Elizabethkingia miricola

Scientific classification
- Domain: Bacteria
- Kingdom: Pseudomonadati
- Phylum: Bacteroidota
- Class: Flavobacteriia
- Order: Flavobacteriales
- Family: Weeksellaceae
- Genus: Elizabethkingia
- Species: E. miricola
- Binomial name: Elizabethkingia miricola Li et al. 2003

= Elizabethkingia miricola =

- Authority: Li et al. 2003

Species of bacterium

Elizabethkingia miricola is a species of bacterium isolated from condensation water in Space Station Mir, related to Elizabethkingia anophelis, the cause of the 2016 outbreak of Elizabethkingia anophelis human infections in Wisconsin that began in early November 2015.

== Taxonomy ==
The genus name Elizabethkingia honors former United States Centers for Disease Control (CDC) microbiologist Elizabeth O. King, and the specific epithet is derived from combining the Russian name of the space station from which the bacterium was isolated, "Mir" meaning "peace," and the Latin "incola" meaning "inhabitant," yielding miricola, "inhabitant of the Mir space station."

== Human disease ==
A 2017 report identified multiregional outbreaks of a meningitis-like disease caused by Elizabethkingia miricola in black-spotted frog farms in China in 2016. The strain was identified by whole-genome sequencing to be closely related to isolates from humans, indicating that E. miricola is capable of being epizootic and may pose a health threat to humans.

________

| Problem to work on |
In two sentences, summarize the Elizabethkingia miricola entry.

________

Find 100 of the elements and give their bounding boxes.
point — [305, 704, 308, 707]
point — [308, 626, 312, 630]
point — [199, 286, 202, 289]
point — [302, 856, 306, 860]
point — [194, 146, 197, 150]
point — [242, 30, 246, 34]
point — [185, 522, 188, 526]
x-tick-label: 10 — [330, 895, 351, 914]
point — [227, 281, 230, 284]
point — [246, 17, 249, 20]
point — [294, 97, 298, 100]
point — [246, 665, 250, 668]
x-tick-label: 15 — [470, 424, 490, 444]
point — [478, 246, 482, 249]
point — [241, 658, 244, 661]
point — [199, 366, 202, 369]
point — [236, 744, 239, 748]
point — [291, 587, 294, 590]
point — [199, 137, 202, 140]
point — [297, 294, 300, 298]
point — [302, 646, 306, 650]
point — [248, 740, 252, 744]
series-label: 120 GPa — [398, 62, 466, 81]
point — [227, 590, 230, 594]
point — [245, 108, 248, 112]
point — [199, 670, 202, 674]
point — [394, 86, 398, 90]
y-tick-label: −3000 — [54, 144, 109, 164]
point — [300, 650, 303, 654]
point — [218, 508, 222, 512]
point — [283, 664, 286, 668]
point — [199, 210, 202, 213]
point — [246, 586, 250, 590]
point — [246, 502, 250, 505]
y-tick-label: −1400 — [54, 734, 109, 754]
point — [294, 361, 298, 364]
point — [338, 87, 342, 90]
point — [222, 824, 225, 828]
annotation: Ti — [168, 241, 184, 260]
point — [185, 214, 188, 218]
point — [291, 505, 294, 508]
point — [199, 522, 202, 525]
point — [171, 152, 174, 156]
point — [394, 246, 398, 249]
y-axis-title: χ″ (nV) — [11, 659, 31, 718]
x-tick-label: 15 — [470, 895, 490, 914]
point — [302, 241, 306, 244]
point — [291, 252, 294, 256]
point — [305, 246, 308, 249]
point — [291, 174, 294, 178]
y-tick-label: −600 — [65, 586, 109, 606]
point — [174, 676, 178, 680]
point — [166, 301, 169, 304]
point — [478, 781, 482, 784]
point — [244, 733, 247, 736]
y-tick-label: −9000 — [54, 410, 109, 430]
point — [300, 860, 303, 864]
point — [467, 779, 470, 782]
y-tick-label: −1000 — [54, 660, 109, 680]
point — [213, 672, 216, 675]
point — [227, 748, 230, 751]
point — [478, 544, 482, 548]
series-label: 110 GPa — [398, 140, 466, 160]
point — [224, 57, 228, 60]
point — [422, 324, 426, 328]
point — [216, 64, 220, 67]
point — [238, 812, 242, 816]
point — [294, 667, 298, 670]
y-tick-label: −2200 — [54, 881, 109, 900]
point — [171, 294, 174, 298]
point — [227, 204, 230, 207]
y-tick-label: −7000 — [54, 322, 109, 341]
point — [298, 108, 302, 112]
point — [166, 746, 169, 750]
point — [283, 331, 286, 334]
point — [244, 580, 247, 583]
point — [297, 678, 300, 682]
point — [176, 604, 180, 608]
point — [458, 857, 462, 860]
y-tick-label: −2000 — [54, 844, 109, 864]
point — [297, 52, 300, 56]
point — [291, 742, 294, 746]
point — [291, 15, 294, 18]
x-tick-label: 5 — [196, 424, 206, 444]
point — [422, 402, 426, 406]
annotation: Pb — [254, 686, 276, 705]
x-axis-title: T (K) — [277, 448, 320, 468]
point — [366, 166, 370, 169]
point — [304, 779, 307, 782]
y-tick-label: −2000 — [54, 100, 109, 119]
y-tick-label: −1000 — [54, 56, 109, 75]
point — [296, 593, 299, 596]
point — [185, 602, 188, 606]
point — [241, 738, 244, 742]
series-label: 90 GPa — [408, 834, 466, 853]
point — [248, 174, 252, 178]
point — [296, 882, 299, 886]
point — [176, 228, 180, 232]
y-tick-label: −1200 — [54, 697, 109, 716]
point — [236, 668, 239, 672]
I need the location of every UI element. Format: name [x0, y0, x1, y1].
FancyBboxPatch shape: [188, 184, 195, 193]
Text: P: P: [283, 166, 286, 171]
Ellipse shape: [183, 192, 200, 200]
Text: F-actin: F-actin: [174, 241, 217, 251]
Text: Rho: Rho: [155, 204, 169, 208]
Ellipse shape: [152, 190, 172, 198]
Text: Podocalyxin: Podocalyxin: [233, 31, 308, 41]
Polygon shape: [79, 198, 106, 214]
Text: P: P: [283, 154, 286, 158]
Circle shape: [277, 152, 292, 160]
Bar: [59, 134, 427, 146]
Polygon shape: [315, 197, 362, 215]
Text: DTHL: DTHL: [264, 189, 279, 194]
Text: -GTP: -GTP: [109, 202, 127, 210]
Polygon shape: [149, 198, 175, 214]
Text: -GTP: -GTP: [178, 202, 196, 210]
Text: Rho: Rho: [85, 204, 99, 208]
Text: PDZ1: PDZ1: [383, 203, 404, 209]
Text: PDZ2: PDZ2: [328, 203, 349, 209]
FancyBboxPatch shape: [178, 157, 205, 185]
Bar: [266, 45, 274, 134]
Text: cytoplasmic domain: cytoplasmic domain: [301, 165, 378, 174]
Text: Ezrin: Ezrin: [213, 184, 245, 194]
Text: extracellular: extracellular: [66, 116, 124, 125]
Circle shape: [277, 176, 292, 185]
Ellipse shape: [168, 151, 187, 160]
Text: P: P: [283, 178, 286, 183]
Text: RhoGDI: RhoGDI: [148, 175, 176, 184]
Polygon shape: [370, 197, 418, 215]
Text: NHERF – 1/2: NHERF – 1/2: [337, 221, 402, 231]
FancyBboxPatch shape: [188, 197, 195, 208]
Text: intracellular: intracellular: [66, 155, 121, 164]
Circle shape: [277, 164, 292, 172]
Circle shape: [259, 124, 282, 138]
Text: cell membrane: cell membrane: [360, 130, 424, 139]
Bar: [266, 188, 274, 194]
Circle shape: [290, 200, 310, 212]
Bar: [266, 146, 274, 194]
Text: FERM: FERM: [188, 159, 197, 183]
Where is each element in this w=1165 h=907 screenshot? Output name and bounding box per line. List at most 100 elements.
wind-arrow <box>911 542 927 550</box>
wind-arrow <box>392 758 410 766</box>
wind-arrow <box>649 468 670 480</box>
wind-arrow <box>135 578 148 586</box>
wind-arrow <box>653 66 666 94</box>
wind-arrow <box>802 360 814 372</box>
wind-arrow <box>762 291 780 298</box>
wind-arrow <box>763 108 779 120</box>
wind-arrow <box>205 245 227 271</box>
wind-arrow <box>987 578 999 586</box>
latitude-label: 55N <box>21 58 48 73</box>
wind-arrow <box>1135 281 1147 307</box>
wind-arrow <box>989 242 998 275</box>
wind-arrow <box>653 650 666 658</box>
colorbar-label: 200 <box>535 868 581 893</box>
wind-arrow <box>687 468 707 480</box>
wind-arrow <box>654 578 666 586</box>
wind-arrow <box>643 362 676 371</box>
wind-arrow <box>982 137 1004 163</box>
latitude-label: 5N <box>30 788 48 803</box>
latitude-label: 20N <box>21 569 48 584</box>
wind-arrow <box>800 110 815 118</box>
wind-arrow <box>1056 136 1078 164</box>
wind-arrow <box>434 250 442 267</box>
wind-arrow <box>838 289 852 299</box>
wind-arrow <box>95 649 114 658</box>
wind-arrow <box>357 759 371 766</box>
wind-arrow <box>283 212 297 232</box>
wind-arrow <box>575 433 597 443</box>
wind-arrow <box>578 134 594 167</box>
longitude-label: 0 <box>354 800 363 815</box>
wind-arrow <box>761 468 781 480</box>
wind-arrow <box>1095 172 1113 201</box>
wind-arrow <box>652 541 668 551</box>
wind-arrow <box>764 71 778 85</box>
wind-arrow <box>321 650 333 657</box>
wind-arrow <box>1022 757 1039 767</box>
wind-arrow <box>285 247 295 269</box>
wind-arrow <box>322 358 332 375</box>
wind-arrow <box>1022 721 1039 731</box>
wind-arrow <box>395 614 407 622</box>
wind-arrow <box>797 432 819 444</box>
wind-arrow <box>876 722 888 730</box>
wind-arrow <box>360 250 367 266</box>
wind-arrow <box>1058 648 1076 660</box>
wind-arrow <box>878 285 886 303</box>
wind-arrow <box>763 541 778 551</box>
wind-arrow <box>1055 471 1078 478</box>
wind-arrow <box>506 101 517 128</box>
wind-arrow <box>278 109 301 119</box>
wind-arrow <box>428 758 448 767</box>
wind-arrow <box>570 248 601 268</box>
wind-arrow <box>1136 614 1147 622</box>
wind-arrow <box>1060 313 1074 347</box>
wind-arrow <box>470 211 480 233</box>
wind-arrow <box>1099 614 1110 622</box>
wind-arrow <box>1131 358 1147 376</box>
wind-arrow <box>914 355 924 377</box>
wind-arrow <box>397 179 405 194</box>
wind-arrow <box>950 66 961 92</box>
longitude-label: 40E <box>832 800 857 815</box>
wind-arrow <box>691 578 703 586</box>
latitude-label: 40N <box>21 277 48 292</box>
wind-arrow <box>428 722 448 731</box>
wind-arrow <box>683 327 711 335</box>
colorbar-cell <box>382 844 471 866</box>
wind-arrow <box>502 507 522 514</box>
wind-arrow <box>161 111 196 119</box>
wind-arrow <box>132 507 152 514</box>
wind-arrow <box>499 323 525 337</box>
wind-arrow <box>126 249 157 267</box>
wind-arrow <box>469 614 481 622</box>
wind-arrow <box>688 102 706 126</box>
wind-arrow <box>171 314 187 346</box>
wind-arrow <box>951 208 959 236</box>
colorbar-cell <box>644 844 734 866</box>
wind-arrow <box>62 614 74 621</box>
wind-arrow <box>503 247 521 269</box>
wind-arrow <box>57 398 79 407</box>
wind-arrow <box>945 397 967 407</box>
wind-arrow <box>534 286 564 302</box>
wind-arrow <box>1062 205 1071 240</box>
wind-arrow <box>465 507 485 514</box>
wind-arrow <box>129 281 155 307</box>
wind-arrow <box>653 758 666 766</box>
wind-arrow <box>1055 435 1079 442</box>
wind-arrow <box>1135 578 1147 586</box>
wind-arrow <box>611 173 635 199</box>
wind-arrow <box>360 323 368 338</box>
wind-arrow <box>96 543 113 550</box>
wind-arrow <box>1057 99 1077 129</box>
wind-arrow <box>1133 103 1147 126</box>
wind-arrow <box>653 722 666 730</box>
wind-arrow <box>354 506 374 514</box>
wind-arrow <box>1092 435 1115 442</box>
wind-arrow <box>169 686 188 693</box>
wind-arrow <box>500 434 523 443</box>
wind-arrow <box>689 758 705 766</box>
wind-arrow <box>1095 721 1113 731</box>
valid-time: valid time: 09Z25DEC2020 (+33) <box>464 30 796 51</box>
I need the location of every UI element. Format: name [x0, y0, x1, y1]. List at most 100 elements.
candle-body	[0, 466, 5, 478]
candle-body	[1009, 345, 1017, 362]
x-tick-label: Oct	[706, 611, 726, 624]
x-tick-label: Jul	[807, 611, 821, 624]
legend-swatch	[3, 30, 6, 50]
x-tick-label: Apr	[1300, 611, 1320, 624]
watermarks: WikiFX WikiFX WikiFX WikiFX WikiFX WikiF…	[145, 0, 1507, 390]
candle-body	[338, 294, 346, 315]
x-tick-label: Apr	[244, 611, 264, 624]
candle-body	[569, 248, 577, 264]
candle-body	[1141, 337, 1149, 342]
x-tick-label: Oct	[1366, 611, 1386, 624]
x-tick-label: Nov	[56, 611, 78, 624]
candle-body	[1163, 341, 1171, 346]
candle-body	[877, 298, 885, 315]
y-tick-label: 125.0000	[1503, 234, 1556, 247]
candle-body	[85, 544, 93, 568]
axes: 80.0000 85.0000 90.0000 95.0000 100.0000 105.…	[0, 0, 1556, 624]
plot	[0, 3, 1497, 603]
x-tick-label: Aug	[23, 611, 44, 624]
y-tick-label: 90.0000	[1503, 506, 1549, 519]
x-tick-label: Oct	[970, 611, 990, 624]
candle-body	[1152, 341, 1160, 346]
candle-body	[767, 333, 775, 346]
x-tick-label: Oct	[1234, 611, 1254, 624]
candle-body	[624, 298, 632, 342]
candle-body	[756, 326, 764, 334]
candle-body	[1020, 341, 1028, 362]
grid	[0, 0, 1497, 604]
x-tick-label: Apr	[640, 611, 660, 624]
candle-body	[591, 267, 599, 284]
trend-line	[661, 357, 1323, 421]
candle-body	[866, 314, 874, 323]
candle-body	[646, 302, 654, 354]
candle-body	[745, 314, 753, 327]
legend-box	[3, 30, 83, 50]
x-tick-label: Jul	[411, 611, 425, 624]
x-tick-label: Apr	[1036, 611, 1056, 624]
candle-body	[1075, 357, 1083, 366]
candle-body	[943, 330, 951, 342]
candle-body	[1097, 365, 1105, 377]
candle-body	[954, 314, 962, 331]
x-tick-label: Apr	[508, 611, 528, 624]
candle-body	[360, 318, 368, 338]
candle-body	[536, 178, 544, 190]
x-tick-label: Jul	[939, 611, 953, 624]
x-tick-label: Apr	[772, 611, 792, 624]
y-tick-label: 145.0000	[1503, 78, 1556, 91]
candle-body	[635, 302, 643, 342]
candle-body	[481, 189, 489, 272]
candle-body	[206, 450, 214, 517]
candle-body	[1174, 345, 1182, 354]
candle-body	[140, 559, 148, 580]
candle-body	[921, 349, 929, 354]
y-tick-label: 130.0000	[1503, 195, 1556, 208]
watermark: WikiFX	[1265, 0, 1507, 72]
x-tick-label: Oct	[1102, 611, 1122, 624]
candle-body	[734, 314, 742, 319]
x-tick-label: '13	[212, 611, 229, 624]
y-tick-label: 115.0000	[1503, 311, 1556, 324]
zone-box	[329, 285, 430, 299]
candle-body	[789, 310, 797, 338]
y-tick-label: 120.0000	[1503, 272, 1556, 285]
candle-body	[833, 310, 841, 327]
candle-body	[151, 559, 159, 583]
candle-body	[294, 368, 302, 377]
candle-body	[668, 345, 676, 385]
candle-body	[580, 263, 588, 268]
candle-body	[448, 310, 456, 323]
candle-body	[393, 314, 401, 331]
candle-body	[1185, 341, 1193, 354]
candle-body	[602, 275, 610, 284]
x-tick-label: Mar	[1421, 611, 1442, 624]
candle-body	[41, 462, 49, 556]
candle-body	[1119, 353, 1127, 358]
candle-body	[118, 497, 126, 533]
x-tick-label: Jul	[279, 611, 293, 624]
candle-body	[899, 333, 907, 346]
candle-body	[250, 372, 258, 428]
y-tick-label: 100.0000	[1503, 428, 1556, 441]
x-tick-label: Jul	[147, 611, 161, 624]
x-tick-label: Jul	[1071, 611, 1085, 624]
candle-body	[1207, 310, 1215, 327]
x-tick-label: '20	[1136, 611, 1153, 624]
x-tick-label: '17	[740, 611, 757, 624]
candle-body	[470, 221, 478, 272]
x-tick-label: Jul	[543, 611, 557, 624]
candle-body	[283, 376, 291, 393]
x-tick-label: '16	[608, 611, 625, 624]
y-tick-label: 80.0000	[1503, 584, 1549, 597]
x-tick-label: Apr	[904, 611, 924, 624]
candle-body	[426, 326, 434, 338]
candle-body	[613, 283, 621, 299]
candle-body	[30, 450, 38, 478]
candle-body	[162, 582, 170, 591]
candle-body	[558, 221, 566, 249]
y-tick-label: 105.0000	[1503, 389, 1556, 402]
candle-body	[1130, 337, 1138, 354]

________

| Response to this task |
Elizabethkingia miricola is a bacterium isolated from condensation water in Space Station Mir, and its name honors CDC microbiologist Elizabeth O. King and means "inhabitant of the Mir space station." A 2017 report tied it to 2016 outbreaks of a meningitis-like disease in black-spotted frog farms in China, and because the strain was closely related to human isolates, it may pose a health threat to humans.